— Start Excerpted text —
M. Ducceschi and S. Bilbao

Simulation of the Geometrically Exact Nonlinear String via Energy Quadratisation

Journal of Sound and Vibration, 2022

Nonlinear string vibration has been the subject of intense reasearch. Various musically relevant phenomena cannot be explained by linear theory alone: these include pitch glides and tension modulation effects. Geometric arguments and Hooke's law can be used to derive a nonlinear model, known in the literature as geometrically exact [1].

This model predicts an energy transfer (that is, a coupling) between the transverse and longitudinal waves. Numerically, this system is very complicated! (... and, from my perspective, a lot of fun to work with ...). Complications arise for two reasons. The first has to do with the linear parts of the longitudinal and transverse waves: these have very different wave speeds, ultimately impairing good numerical resolution. If you try to match the mesh size to either one of the wave speeds, you'll get severe warping in the other direction. The second difficulty arises as a consequence of classic time-stepping integrators, yielding an energy-conserving discretisation of the gradients on one hand, but a fully nonlinearly implicit discretisation on the other. This is a massive computational bottleneck!
— End Excerpted text —
- Exercises
(1) Translate this sentence from the string vibration summary into Spanish: "Various musically relevant phenomena cannot be explained by linear theory alone: these include pitch glides and tension modulation effects."
(2) Answer these questions using the string vibration summary.
(a) In which journal and year did the work appear?
(b) The model predicts an energy transfer between which two kinds of waves?
(c) What results from matching the mesh size to either one of the wave speeds?
— Start Records shown —
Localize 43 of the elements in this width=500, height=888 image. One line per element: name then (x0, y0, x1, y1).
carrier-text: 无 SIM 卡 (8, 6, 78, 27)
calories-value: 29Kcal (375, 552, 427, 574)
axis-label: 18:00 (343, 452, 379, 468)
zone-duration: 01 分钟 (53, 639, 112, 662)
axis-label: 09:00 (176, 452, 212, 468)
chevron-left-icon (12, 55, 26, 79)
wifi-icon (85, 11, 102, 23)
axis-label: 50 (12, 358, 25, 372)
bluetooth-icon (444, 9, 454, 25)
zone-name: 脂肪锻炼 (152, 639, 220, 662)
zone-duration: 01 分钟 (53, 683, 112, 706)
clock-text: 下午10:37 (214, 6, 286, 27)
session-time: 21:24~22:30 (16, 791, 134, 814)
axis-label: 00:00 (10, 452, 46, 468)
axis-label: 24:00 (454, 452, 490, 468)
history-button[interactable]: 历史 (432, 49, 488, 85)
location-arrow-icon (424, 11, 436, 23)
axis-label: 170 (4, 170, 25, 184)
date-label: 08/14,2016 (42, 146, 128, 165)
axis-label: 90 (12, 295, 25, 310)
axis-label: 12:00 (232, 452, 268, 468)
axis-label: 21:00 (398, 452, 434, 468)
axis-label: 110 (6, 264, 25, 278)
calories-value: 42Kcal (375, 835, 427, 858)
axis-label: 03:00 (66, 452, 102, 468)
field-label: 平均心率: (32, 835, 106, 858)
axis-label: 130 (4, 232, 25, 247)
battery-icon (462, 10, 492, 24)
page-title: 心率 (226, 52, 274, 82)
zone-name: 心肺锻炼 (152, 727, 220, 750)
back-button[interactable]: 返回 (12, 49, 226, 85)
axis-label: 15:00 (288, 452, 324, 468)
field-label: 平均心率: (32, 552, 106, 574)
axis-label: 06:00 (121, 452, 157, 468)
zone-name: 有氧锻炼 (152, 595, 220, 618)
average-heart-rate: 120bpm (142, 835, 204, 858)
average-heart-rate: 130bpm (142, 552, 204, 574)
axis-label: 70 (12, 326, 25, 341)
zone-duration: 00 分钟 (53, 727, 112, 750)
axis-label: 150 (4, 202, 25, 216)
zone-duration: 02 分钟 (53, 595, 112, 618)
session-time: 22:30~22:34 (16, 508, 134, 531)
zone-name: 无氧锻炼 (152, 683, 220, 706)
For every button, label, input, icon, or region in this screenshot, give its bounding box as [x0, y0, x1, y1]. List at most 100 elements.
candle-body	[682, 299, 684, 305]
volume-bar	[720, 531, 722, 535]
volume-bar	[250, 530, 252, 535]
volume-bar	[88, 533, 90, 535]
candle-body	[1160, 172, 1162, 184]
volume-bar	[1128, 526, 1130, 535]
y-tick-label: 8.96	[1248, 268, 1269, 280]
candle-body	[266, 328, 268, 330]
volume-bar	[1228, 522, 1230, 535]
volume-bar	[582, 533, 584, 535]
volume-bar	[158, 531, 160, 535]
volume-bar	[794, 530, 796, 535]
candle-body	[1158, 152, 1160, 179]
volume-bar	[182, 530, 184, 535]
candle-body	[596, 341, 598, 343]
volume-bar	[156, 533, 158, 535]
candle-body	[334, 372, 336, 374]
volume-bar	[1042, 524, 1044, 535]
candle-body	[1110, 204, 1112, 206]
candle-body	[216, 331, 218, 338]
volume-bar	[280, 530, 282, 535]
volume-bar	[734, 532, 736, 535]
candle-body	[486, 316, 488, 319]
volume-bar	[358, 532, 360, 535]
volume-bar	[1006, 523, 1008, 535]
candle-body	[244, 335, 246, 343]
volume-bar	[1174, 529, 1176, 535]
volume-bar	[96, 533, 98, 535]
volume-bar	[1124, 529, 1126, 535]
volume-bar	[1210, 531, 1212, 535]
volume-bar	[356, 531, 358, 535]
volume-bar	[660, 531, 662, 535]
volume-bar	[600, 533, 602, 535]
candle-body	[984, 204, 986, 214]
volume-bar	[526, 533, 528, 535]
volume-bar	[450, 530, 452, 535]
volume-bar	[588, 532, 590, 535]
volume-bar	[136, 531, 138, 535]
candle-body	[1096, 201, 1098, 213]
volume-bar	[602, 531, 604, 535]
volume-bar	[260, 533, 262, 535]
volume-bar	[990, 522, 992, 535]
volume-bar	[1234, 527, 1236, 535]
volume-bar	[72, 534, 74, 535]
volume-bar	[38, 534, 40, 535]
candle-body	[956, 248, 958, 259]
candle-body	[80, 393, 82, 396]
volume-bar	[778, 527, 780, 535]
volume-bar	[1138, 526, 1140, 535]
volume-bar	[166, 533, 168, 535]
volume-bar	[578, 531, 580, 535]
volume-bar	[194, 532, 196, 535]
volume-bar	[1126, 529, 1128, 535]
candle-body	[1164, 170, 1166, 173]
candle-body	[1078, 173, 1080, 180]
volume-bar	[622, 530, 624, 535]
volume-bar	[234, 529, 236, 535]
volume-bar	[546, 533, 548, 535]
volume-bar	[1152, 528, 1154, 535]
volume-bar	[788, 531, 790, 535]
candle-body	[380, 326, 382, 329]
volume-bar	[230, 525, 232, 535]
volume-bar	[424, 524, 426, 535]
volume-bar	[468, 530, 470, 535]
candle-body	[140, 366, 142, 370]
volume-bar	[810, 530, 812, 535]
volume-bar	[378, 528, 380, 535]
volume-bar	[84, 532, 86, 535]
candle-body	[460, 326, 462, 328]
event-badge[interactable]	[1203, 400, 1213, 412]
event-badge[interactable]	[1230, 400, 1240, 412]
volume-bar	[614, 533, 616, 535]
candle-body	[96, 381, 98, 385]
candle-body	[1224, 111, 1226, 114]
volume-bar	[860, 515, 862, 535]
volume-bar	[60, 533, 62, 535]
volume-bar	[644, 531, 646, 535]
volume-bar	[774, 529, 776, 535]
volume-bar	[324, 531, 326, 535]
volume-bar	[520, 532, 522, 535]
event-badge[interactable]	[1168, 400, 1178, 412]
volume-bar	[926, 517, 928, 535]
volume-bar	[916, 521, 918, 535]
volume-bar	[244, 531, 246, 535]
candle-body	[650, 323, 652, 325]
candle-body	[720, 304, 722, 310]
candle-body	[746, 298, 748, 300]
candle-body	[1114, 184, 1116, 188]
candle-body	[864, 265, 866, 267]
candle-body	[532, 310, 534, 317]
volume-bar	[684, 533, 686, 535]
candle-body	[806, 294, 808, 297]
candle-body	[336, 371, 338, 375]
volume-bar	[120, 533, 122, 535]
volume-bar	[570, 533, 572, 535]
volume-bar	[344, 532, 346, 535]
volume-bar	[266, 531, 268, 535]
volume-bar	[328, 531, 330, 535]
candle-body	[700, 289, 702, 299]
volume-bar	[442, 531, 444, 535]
— End Records shown —
- Answers provided
(1) Varios fenómenos de relevancia musical no pueden explicarse únicamente mediante la teoría lineal: entre ellos se encuentran los deslizamientos de tono y los efectos de modulación de la tensión.

(2)
(a) Journal of Sound and Vibration, 2022
(b) The transverse and longitudinal waves
(c) Severe warping in the other direction